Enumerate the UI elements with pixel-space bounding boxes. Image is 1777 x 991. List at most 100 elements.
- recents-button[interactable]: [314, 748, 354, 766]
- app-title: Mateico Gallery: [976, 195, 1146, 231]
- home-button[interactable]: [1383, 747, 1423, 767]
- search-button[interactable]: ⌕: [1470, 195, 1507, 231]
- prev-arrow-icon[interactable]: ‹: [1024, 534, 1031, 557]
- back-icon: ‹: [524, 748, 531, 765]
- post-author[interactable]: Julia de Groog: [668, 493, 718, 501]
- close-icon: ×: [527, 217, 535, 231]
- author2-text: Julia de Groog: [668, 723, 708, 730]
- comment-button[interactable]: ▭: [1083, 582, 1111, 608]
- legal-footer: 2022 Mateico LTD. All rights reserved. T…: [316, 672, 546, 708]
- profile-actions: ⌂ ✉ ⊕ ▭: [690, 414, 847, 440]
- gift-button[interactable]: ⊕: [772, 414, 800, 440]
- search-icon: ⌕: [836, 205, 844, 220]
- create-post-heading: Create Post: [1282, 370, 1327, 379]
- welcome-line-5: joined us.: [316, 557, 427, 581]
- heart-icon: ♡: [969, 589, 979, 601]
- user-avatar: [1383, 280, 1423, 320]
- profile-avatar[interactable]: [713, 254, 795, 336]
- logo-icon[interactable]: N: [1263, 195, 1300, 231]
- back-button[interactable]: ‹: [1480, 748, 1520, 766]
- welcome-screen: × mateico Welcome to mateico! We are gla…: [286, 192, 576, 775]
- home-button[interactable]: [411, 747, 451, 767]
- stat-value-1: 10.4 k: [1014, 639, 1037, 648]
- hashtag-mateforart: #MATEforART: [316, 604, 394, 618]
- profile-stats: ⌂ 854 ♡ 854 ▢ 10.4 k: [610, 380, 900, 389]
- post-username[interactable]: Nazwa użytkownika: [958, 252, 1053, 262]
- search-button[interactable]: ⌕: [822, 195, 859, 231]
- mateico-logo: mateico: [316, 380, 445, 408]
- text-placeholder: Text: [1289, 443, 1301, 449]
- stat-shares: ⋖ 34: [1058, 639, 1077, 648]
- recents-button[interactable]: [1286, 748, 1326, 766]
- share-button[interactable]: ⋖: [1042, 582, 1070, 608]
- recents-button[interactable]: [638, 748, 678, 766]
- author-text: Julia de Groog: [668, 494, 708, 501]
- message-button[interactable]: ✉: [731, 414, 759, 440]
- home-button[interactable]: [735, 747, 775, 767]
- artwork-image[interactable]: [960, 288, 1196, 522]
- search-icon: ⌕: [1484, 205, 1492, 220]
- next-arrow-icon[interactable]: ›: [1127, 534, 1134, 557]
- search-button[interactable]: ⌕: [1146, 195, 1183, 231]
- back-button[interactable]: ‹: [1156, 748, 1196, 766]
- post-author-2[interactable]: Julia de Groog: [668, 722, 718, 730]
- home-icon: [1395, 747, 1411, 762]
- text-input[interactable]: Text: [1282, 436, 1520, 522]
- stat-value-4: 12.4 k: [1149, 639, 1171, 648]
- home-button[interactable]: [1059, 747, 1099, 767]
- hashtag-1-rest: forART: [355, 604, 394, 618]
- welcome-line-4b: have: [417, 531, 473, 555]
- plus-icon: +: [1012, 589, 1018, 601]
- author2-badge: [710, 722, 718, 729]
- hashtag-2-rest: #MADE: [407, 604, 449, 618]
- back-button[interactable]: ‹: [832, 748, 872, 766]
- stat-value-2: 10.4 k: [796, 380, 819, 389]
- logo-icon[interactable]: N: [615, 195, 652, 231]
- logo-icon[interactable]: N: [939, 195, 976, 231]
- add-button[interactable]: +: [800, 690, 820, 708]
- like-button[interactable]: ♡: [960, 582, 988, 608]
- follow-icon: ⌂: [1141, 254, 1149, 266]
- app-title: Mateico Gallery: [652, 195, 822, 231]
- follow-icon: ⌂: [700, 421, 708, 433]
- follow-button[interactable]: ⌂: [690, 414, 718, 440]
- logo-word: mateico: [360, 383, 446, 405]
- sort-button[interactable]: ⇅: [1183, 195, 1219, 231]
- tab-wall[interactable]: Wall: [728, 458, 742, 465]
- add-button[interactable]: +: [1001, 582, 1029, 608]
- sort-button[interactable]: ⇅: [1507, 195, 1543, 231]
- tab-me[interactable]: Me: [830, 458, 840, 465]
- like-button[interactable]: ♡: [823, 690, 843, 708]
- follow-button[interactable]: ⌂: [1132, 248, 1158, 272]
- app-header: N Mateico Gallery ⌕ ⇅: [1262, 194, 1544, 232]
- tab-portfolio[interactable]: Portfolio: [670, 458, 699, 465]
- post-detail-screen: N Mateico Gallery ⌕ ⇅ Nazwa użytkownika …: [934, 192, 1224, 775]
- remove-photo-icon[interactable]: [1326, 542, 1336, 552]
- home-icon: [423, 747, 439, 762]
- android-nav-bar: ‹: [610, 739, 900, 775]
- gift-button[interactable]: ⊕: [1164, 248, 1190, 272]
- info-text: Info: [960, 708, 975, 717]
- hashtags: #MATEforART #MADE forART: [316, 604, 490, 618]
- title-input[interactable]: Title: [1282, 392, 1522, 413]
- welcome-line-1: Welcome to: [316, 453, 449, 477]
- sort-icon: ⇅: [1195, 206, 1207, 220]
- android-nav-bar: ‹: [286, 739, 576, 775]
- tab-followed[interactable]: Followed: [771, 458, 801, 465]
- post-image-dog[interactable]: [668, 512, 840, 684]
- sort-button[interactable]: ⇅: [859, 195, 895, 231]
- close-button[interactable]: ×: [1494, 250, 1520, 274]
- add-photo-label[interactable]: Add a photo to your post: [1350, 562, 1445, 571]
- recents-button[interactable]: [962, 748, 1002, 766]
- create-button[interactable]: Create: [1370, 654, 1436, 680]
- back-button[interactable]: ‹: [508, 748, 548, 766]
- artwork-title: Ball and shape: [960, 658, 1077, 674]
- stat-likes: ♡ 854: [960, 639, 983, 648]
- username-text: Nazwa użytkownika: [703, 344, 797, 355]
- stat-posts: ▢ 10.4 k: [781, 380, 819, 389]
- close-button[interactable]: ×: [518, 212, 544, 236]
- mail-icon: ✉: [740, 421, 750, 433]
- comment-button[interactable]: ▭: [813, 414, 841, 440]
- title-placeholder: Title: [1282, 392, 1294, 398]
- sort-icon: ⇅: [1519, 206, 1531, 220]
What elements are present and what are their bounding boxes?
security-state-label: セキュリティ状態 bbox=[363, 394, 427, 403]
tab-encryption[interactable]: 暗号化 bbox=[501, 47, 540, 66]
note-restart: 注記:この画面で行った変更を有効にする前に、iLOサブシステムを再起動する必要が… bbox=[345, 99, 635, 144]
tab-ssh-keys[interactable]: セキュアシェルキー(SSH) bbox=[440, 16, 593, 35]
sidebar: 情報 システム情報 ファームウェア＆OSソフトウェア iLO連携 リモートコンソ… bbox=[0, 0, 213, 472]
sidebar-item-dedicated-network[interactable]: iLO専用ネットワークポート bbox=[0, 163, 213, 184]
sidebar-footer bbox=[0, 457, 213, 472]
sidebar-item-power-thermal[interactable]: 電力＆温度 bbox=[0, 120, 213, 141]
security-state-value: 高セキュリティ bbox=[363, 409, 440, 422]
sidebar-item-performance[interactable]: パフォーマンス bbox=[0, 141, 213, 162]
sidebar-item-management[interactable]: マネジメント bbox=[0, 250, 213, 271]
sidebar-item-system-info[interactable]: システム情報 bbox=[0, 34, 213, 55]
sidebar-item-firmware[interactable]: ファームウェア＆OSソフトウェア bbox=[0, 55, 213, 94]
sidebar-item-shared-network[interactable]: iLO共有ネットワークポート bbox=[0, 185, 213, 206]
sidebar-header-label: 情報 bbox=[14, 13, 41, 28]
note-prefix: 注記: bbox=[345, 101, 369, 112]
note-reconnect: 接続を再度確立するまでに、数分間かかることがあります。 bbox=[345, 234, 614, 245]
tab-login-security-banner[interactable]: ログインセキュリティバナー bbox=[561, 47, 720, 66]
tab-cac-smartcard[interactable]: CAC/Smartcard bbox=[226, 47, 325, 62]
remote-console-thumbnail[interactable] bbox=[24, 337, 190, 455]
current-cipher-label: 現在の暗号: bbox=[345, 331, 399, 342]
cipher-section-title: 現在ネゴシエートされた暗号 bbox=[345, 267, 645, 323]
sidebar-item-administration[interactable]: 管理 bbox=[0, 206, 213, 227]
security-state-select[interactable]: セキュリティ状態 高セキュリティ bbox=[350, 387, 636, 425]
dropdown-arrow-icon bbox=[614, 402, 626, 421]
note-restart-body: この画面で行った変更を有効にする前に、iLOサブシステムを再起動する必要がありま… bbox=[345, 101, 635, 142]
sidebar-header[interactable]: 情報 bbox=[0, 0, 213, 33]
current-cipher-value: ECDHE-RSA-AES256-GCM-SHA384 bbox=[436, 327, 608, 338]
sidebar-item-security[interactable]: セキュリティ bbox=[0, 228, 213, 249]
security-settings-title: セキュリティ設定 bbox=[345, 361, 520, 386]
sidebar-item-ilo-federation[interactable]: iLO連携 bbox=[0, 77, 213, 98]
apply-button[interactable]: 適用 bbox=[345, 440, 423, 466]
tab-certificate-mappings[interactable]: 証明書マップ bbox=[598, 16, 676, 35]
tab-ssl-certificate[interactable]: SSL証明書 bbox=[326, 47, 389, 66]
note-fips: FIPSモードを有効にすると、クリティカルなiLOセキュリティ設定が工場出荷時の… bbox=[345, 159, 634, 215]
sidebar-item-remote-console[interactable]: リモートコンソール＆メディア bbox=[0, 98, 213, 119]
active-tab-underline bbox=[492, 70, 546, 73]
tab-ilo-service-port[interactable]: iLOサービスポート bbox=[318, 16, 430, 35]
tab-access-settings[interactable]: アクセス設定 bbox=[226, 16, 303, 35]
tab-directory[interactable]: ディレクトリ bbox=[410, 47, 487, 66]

WORK INSTRUCTIONS
Copy out the rows above again, word for word, from the very first row up to and including the row containing "- heart-icon: ♡: [969, 589, 979, 601]".

SOLUTION FOR THIS PROBLEM
Enumerate the UI elements with pixel-space bounding boxes. Image is 1777 x 991. List at most 100 elements.
- recents-button[interactable]: [314, 748, 354, 766]
- app-title: Mateico Gallery: [976, 195, 1146, 231]
- home-button[interactable]: [1383, 747, 1423, 767]
- search-button[interactable]: ⌕: [1470, 195, 1507, 231]
- prev-arrow-icon[interactable]: ‹: [1024, 534, 1031, 557]
- back-icon: ‹: [524, 748, 531, 765]
- post-author[interactable]: Julia de Groog: [668, 493, 718, 501]
- close-icon: ×: [527, 217, 535, 231]
- author2-text: Julia de Groog: [668, 723, 708, 730]
- comment-button[interactable]: ▭: [1083, 582, 1111, 608]
- legal-footer: 2022 Mateico LTD. All rights reserved. T…: [316, 672, 546, 708]
- profile-actions: ⌂ ✉ ⊕ ▭: [690, 414, 847, 440]
- gift-button[interactable]: ⊕: [772, 414, 800, 440]
- search-icon: ⌕: [836, 205, 844, 220]
- create-post-heading: Create Post: [1282, 370, 1327, 379]
- welcome-line-5: joined us.: [316, 557, 427, 581]
- heart-icon: ♡: [969, 589, 979, 601]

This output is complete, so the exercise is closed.